-- begin TASK DATA --

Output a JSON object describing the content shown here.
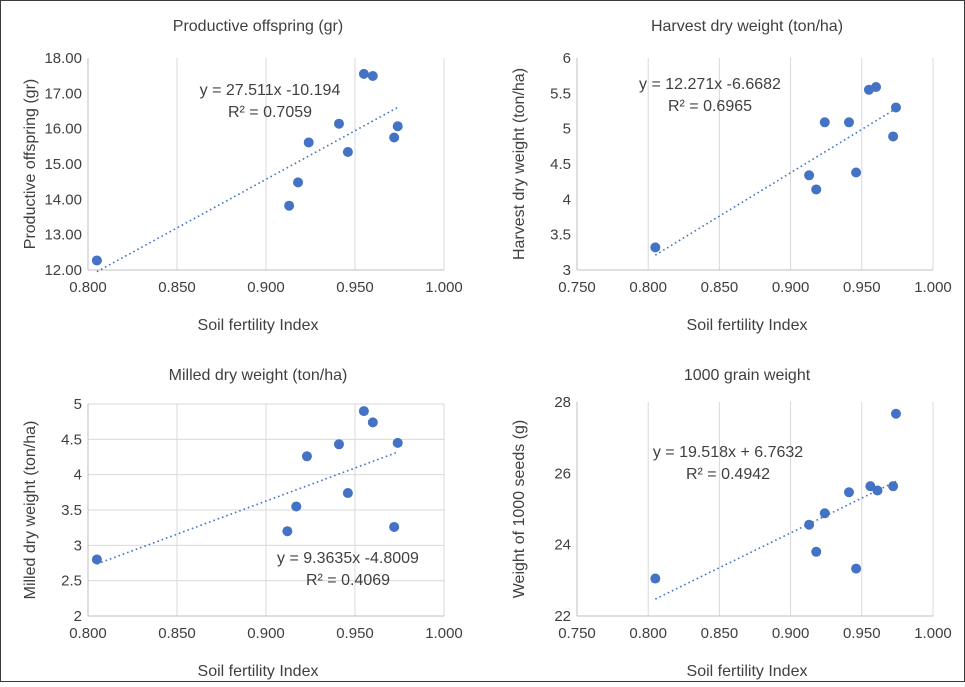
{
  "chart_data": [
    {
      "type": "scatter",
      "title": "Productive offspring (gr)",
      "xlabel": "Soil fertility Index",
      "ylabel": "Productive offspring (gr)",
      "xlim": [
        0.8,
        1.0
      ],
      "ylim": [
        12,
        18
      ],
      "x_ticks": [
        0.8,
        0.85,
        0.9,
        0.95,
        1.0
      ],
      "x_tick_labels": [
        "0.800",
        "0.850",
        "0.900",
        "0.950",
        "1.000"
      ],
      "y_ticks": [
        12,
        13,
        14,
        15,
        16,
        17,
        18
      ],
      "y_tick_labels": [
        "12.00",
        "13.00",
        "14.00",
        "15.00",
        "16.00",
        "17.00",
        "18.00"
      ],
      "grid": "vertical",
      "points": [
        {
          "x": 0.805,
          "y": 12.27
        },
        {
          "x": 0.913,
          "y": 13.82
        },
        {
          "x": 0.918,
          "y": 14.48
        },
        {
          "x": 0.924,
          "y": 15.61
        },
        {
          "x": 0.941,
          "y": 16.14
        },
        {
          "x": 0.946,
          "y": 15.34
        },
        {
          "x": 0.955,
          "y": 17.55
        },
        {
          "x": 0.96,
          "y": 17.49
        },
        {
          "x": 0.972,
          "y": 15.75
        },
        {
          "x": 0.974,
          "y": 16.07
        }
      ],
      "trendline": {
        "slope": 27.511,
        "intercept": -10.194,
        "x_range": [
          0.805,
          0.974
        ]
      },
      "equation_text": "y = 27.511x -10.194",
      "r2_text": "R² = 0.7059"
    },
    {
      "type": "scatter",
      "title": "Harvest dry weight (ton/ha)",
      "xlabel": "Soil fertility Index",
      "ylabel": "Harvest dry weight (ton/ha)",
      "xlim": [
        0.75,
        1.0
      ],
      "ylim": [
        3,
        6
      ],
      "x_ticks": [
        0.75,
        0.8,
        0.85,
        0.9,
        0.95,
        1.0
      ],
      "x_tick_labels": [
        "0.750",
        "0.800",
        "0.850",
        "0.900",
        "0.950",
        "1.000"
      ],
      "y_ticks": [
        3,
        3.5,
        4,
        4.5,
        5,
        5.5,
        6
      ],
      "y_tick_labels": [
        "3",
        "3.5",
        "4",
        "4.5",
        "5",
        "5.5",
        "6"
      ],
      "grid": "vertical",
      "points": [
        {
          "x": 0.805,
          "y": 3.32
        },
        {
          "x": 0.913,
          "y": 4.34
        },
        {
          "x": 0.918,
          "y": 4.14
        },
        {
          "x": 0.924,
          "y": 5.09
        },
        {
          "x": 0.941,
          "y": 5.09
        },
        {
          "x": 0.946,
          "y": 4.38
        },
        {
          "x": 0.955,
          "y": 5.55
        },
        {
          "x": 0.96,
          "y": 5.59
        },
        {
          "x": 0.972,
          "y": 4.89
        },
        {
          "x": 0.974,
          "y": 5.3
        }
      ],
      "trendline": {
        "slope": 12.271,
        "intercept": -6.6682,
        "x_range": [
          0.805,
          0.974
        ]
      },
      "equation_text": "y = 12.271x -6.6682",
      "r2_text": "R² = 0.6965"
    },
    {
      "type": "scatter",
      "title": "Milled dry weight (ton/ha)",
      "xlabel": "Soil fertility Index",
      "ylabel": "Milled dry weight (ton/ha)",
      "xlim": [
        0.8,
        1.0
      ],
      "ylim": [
        2,
        5
      ],
      "x_ticks": [
        0.8,
        0.85,
        0.9,
        0.95,
        1.0
      ],
      "x_tick_labels": [
        "0.800",
        "0.850",
        "0.900",
        "0.950",
        "1.000"
      ],
      "y_ticks": [
        2,
        2.5,
        3,
        3.5,
        4,
        4.5,
        5
      ],
      "y_tick_labels": [
        "2",
        "2.5",
        "3",
        "3.5",
        "4",
        "4.5",
        "5"
      ],
      "grid": "both",
      "points": [
        {
          "x": 0.805,
          "y": 2.8
        },
        {
          "x": 0.912,
          "y": 3.2
        },
        {
          "x": 0.917,
          "y": 3.55
        },
        {
          "x": 0.923,
          "y": 4.26
        },
        {
          "x": 0.941,
          "y": 4.43
        },
        {
          "x": 0.946,
          "y": 3.74
        },
        {
          "x": 0.955,
          "y": 4.9
        },
        {
          "x": 0.96,
          "y": 4.74
        },
        {
          "x": 0.972,
          "y": 3.26
        },
        {
          "x": 0.974,
          "y": 4.45
        }
      ],
      "trendline": {
        "slope": 9.3635,
        "intercept": -4.8009,
        "x_range": [
          0.805,
          0.974
        ]
      },
      "equation_text": "y = 9.3635x -4.8009",
      "r2_text": "R² = 0.4069"
    },
    {
      "type": "scatter",
      "title": "1000 grain weight",
      "xlabel": "Soil fertility Index",
      "ylabel": "Weight of 1000 seeds (g)",
      "xlim": [
        0.75,
        1.0
      ],
      "ylim": [
        22,
        28
      ],
      "x_ticks": [
        0.75,
        0.8,
        0.85,
        0.9,
        0.95,
        1.0
      ],
      "x_tick_labels": [
        "0.750",
        "0.800",
        "0.850",
        "0.900",
        "0.950",
        "1.000"
      ],
      "y_ticks": [
        22,
        24,
        26,
        28
      ],
      "y_tick_labels": [
        "22",
        "24",
        "26",
        "28"
      ],
      "grid": "vertical",
      "points": [
        {
          "x": 0.805,
          "y": 23.05
        },
        {
          "x": 0.913,
          "y": 24.56
        },
        {
          "x": 0.918,
          "y": 23.8
        },
        {
          "x": 0.924,
          "y": 24.88
        },
        {
          "x": 0.941,
          "y": 25.47
        },
        {
          "x": 0.946,
          "y": 23.33
        },
        {
          "x": 0.956,
          "y": 25.64
        },
        {
          "x": 0.961,
          "y": 25.52
        },
        {
          "x": 0.972,
          "y": 25.64
        },
        {
          "x": 0.974,
          "y": 27.67
        }
      ],
      "trendline": {
        "slope": 19.518,
        "intercept": 6.7632,
        "x_range": [
          0.805,
          0.974
        ]
      },
      "equation_text": "y = 19.518x + 6.7632",
      "r2_text": "R² = 0.4942"
    }
  ]
}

-- end TASK DATA --

Gather up every line from the listing above in which the word "offspring" occurs.

THE SOLUTION »
      "title": "Productive offspring (gr)",
      "ylabel": "Productive offspring (gr)",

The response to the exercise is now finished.